* AIM *
Drop every picture, then transcribe the remaining data exactly.
-- start THE INPUT --
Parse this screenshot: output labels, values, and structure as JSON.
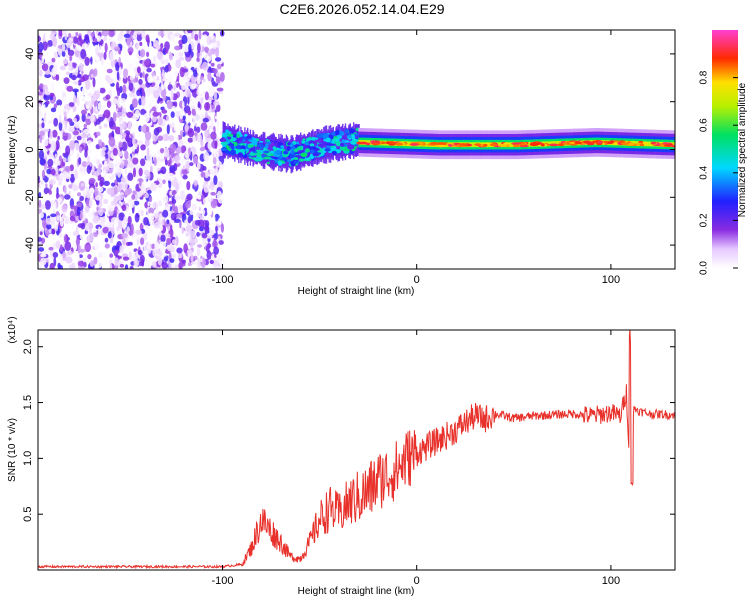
{
  "figure": {
    "title": "C2E6.2026.052.14.04.E29"
  },
  "chart_data": [
    {
      "type": "heatmap",
      "panel": "spectrogram",
      "xlabel": "Height of straight line (km)",
      "ylabel": "Frequency (Hz)",
      "xlim": [
        -195,
        133
      ],
      "ylim": [
        -50,
        50
      ],
      "x_ticks": [
        -100,
        0,
        100
      ],
      "y_ticks": [
        -40,
        -20,
        0,
        20,
        40
      ],
      "grid": false,
      "colorbar": {
        "label": "Normalized spectral amplitude",
        "range": [
          0,
          1
        ],
        "ticks": [
          "0.0",
          "0.2",
          "0.4",
          "0.6",
          "0.8"
        ],
        "tick_values": [
          0.0,
          0.2,
          0.4,
          0.6,
          0.8
        ],
        "colormap": "rainbow (white-violet-blue-cyan-green-yellow-red-magenta)"
      },
      "regions": [
        {
          "x_range": [
            -195,
            -100
          ],
          "description": "broadband noise",
          "freq_range": [
            -50,
            50
          ],
          "amplitude_range": [
            0.0,
            0.25
          ]
        },
        {
          "x_range": [
            -100,
            -30
          ],
          "description": "onset signal",
          "center_freq": [
            4,
            0,
            -2,
            2,
            4
          ],
          "amplitude_range": [
            0.2,
            0.55
          ]
        },
        {
          "x_range": [
            -30,
            133
          ],
          "description": "steady carrier",
          "center_freq": [
            3,
            2,
            2,
            3,
            2
          ],
          "amplitude_range": [
            0.3,
            1.0
          ]
        }
      ]
    },
    {
      "type": "line",
      "panel": "snr",
      "xlabel": "Height of straight line (km)",
      "ylabel": "SNR (10 * v/v)",
      "y_multiplier": "(x10⁴)",
      "xlim": [
        -195,
        133
      ],
      "ylim": [
        0,
        2.15
      ],
      "x_ticks": [
        -100,
        0,
        100
      ],
      "y_ticks": [
        "0.5",
        "1.0",
        "1.5",
        "2.0"
      ],
      "y_tick_values": [
        0.5,
        1.0,
        1.5,
        2.0
      ],
      "grid": false,
      "series": [
        {
          "name": "SNR",
          "color": "#e8312b",
          "x": [
            -195,
            -160,
            -120,
            -100,
            -90,
            -85,
            -80,
            -75,
            -70,
            -65,
            -60,
            -55,
            -50,
            -45,
            -40,
            -35,
            -30,
            -25,
            -20,
            -15,
            -10,
            -5,
            0,
            5,
            10,
            15,
            20,
            25,
            30,
            35,
            40,
            45,
            50,
            60,
            70,
            80,
            90,
            100,
            105,
            108,
            110,
            112,
            115,
            120,
            133
          ],
          "y": [
            0.03,
            0.03,
            0.03,
            0.03,
            0.05,
            0.2,
            0.45,
            0.35,
            0.25,
            0.12,
            0.1,
            0.25,
            0.45,
            0.55,
            0.5,
            0.6,
            0.65,
            0.7,
            0.8,
            0.85,
            0.9,
            1.0,
            1.05,
            1.1,
            1.15,
            1.2,
            1.25,
            1.32,
            1.38,
            1.35,
            1.4,
            1.38,
            1.36,
            1.38,
            1.39,
            1.4,
            1.38,
            1.41,
            1.38,
            1.6,
            0.85,
            1.45,
            1.42,
            1.4,
            1.39
          ]
        }
      ]
    }
  ]
}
-- end THE INPUT --
* THE REPLY *
Parse this screenshot: output labels, values, and structure as JSON.
{
  "figure": {
    "title": "C2E6.2026.052.14.04.E29"
  },
  "chart_data": [
    {
      "type": "heatmap",
      "panel": "spectrogram",
      "xlabel": "Height of straight line (km)",
      "ylabel": "Frequency (Hz)",
      "xlim": [
        -195,
        133
      ],
      "ylim": [
        -50,
        50
      ],
      "x_ticks": [
        -100,
        0,
        100
      ],
      "y_ticks": [
        -40,
        -20,
        0,
        20,
        40
      ],
      "grid": false,
      "colorbar": {
        "label": "Normalized spectral amplitude",
        "range": [
          0,
          1
        ],
        "ticks": [
          "0.0",
          "0.2",
          "0.4",
          "0.6",
          "0.8"
        ],
        "tick_values": [
          0.0,
          0.2,
          0.4,
          0.6,
          0.8
        ],
        "colormap": "rainbow (white-violet-blue-cyan-green-yellow-red-magenta)"
      },
      "regions": [
        {
          "x_range": [
            -195,
            -100
          ],
          "description": "broadband noise",
          "freq_range": [
            -50,
            50
          ],
          "amplitude_range": [
            0.0,
            0.25
          ]
        },
        {
          "x_range": [
            -100,
            -30
          ],
          "description": "onset signal",
          "center_freq": [
            4,
            0,
            -2,
            2,
            4
          ],
          "amplitude_range": [
            0.2,
            0.55
          ]
        },
        {
          "x_range": [
            -30,
            133
          ],
          "description": "steady carrier",
          "center_freq": [
            3,
            2,
            2,
            3,
            2
          ],
          "amplitude_range": [
            0.3,
            1.0
          ]
        }
      ]
    },
    {
      "type": "line",
      "panel": "snr",
      "xlabel": "Height of straight line (km)",
      "ylabel": "SNR (10 * v/v)",
      "y_multiplier": "(x10⁴)",
      "xlim": [
        -195,
        133
      ],
      "ylim": [
        0,
        2.15
      ],
      "x_ticks": [
        -100,
        0,
        100
      ],
      "y_ticks": [
        "0.5",
        "1.0",
        "1.5",
        "2.0"
      ],
      "y_tick_values": [
        0.5,
        1.0,
        1.5,
        2.0
      ],
      "grid": false,
      "series": [
        {
          "name": "SNR",
          "color": "#e8312b",
          "x": [
            -195,
            -160,
            -120,
            -100,
            -90,
            -85,
            -80,
            -75,
            -70,
            -65,
            -60,
            -55,
            -50,
            -45,
            -40,
            -35,
            -30,
            -25,
            -20,
            -15,
            -10,
            -5,
            0,
            5,
            10,
            15,
            20,
            25,
            30,
            35,
            40,
            45,
            50,
            60,
            70,
            80,
            90,
            100,
            105,
            108,
            110,
            112,
            115,
            120,
            133
          ],
          "y": [
            0.03,
            0.03,
            0.03,
            0.03,
            0.05,
            0.2,
            0.45,
            0.35,
            0.25,
            0.12,
            0.1,
            0.25,
            0.45,
            0.55,
            0.5,
            0.6,
            0.65,
            0.7,
            0.8,
            0.85,
            0.9,
            1.0,
            1.05,
            1.1,
            1.15,
            1.2,
            1.25,
            1.32,
            1.38,
            1.35,
            1.4,
            1.38,
            1.36,
            1.38,
            1.39,
            1.4,
            1.38,
            1.41,
            1.38,
            1.6,
            0.85,
            1.45,
            1.42,
            1.4,
            1.39
          ]
        }
      ]
    }
  ]
}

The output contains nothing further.